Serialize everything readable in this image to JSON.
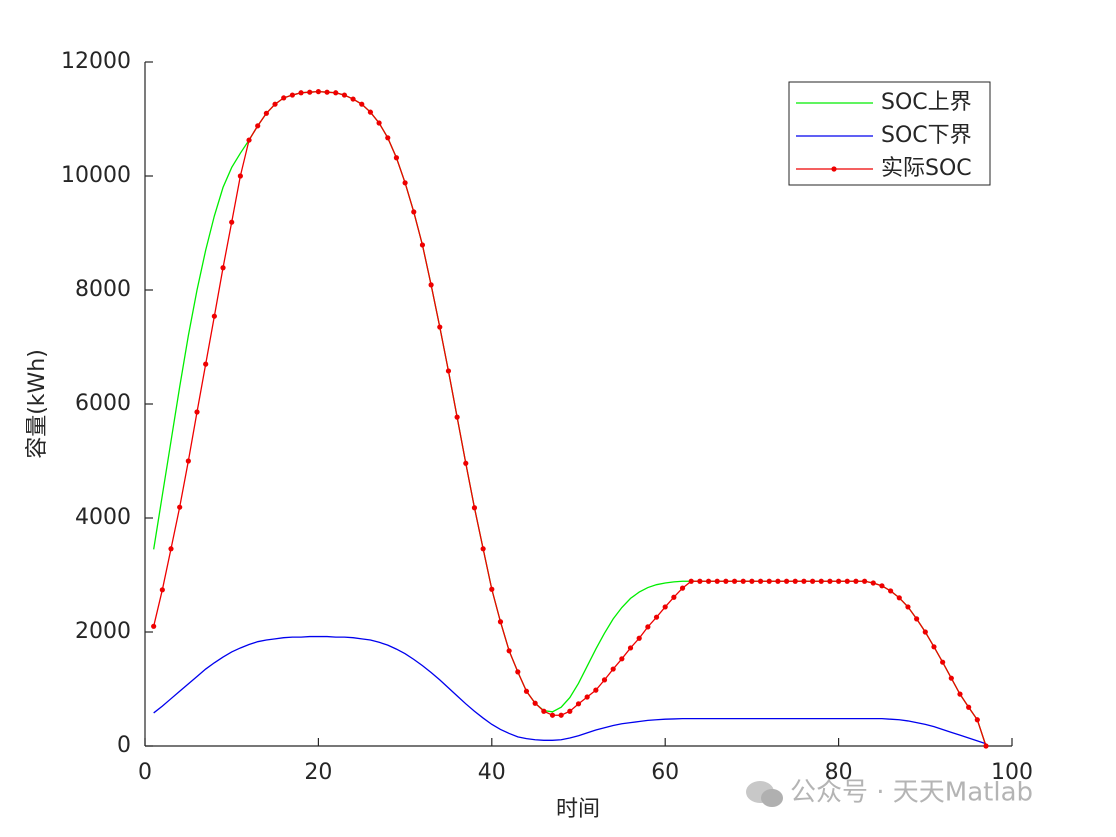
{
  "chart_data": {
    "type": "line",
    "xlabel": "时间",
    "ylabel": "容量(kWh)",
    "x": [
      1,
      2,
      3,
      4,
      5,
      6,
      7,
      8,
      9,
      10,
      11,
      12,
      13,
      14,
      15,
      16,
      17,
      18,
      19,
      20,
      21,
      22,
      23,
      24,
      25,
      26,
      27,
      28,
      29,
      30,
      31,
      32,
      33,
      34,
      35,
      36,
      37,
      38,
      39,
      40,
      41,
      42,
      43,
      44,
      45,
      46,
      47,
      48,
      49,
      50,
      51,
      52,
      53,
      54,
      55,
      56,
      57,
      58,
      59,
      60,
      61,
      62,
      63,
      64,
      65,
      66,
      67,
      68,
      69,
      70,
      71,
      72,
      73,
      74,
      75,
      76,
      77,
      78,
      79,
      80,
      81,
      82,
      83,
      84,
      85,
      86,
      87,
      88,
      89,
      90,
      91,
      92,
      93,
      94,
      95,
      96,
      97
    ],
    "series": [
      {
        "name": "SOC上界",
        "color": "#00ee00",
        "marker": false,
        "values": [
          3450,
          4400,
          5350,
          6300,
          7200,
          8000,
          8700,
          9300,
          9800,
          10150,
          10400,
          10630,
          10880,
          11100,
          11260,
          11370,
          11420,
          11460,
          11470,
          11480,
          11470,
          11460,
          11420,
          11350,
          11260,
          11120,
          10930,
          10670,
          10320,
          9880,
          9370,
          8790,
          8090,
          7350,
          6580,
          5770,
          4960,
          4180,
          3460,
          2750,
          2180,
          1670,
          1300,
          960,
          750,
          620,
          600,
          680,
          850,
          1100,
          1400,
          1700,
          1980,
          2230,
          2430,
          2590,
          2700,
          2780,
          2830,
          2860,
          2880,
          2890,
          2890,
          2890,
          2890,
          2890,
          2890,
          2890,
          2890,
          2890,
          2890,
          2890,
          2890,
          2890,
          2890,
          2890,
          2890,
          2890,
          2890,
          2890,
          2890,
          2890,
          2890,
          2860,
          2810,
          2720,
          2600,
          2440,
          2230,
          2000,
          1740,
          1470,
          1190,
          910,
          680,
          460,
          0
        ]
      },
      {
        "name": "SOC下界",
        "color": "#0000ee",
        "marker": false,
        "values": [
          580,
          700,
          830,
          960,
          1090,
          1220,
          1350,
          1460,
          1560,
          1650,
          1720,
          1780,
          1830,
          1860,
          1880,
          1900,
          1910,
          1910,
          1920,
          1920,
          1920,
          1910,
          1910,
          1900,
          1880,
          1860,
          1820,
          1770,
          1700,
          1620,
          1520,
          1410,
          1290,
          1160,
          1020,
          880,
          740,
          610,
          490,
          380,
          290,
          220,
          160,
          130,
          110,
          100,
          100,
          110,
          140,
          180,
          230,
          280,
          320,
          360,
          390,
          410,
          430,
          450,
          460,
          470,
          475,
          480,
          480,
          480,
          480,
          480,
          480,
          480,
          480,
          480,
          480,
          480,
          480,
          480,
          480,
          480,
          480,
          480,
          480,
          480,
          480,
          480,
          480,
          480,
          480,
          470,
          460,
          440,
          410,
          380,
          340,
          290,
          240,
          190,
          140,
          90,
          40
        ]
      },
      {
        "name": "实际SOC",
        "color": "#ee0000",
        "marker": true,
        "values": [
          2100,
          2740,
          3460,
          4190,
          5000,
          5860,
          6700,
          7540,
          8390,
          9190,
          10000,
          10630,
          10880,
          11100,
          11260,
          11370,
          11420,
          11460,
          11470,
          11480,
          11470,
          11460,
          11420,
          11350,
          11260,
          11120,
          10930,
          10670,
          10320,
          9880,
          9370,
          8790,
          8090,
          7350,
          6580,
          5770,
          4960,
          4180,
          3460,
          2750,
          2180,
          1670,
          1300,
          960,
          750,
          610,
          540,
          540,
          610,
          740,
          860,
          980,
          1160,
          1350,
          1530,
          1720,
          1890,
          2090,
          2260,
          2440,
          2610,
          2770,
          2890,
          2890,
          2890,
          2890,
          2890,
          2890,
          2890,
          2890,
          2890,
          2890,
          2890,
          2890,
          2890,
          2890,
          2890,
          2890,
          2890,
          2890,
          2890,
          2890,
          2890,
          2860,
          2810,
          2720,
          2600,
          2440,
          2230,
          2000,
          1740,
          1470,
          1190,
          910,
          680,
          460,
          0
        ]
      }
    ],
    "xlim": [
      0,
      100
    ],
    "xticks": [
      0,
      20,
      40,
      60,
      80,
      100
    ],
    "ylim": [
      0,
      12000
    ],
    "yticks": [
      0,
      2000,
      4000,
      6000,
      8000,
      10000,
      12000
    ],
    "grid": false,
    "legend": "upper right",
    "watermark": "公众号 · 天天Matlab"
  }
}
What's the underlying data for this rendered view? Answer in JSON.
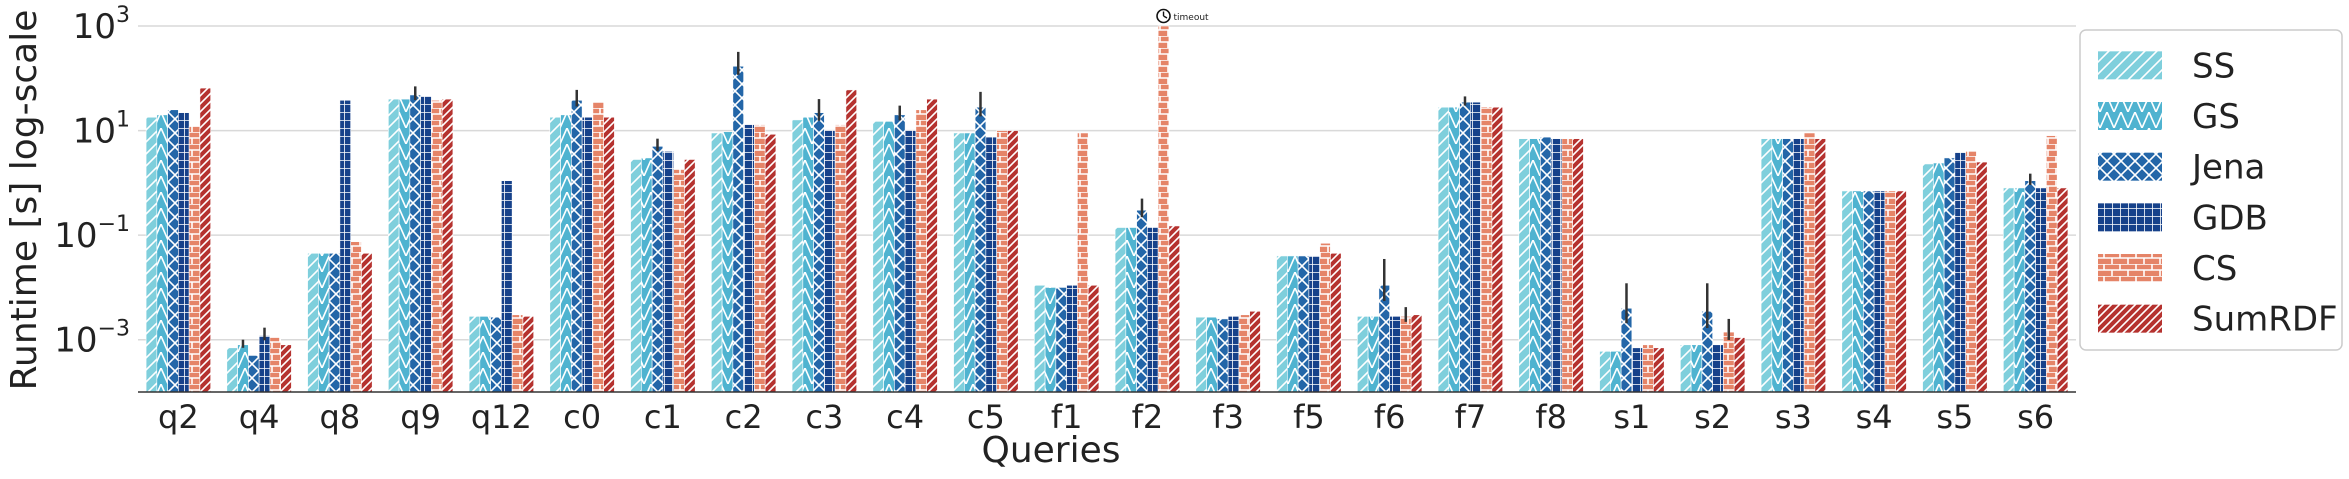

※

» **What is being asked**
Collect from the data above every line that includes "color".

» **Exercise result**
        "color": "#00ee00",
        "color": "#0000ee",
        "color": "#ee0000",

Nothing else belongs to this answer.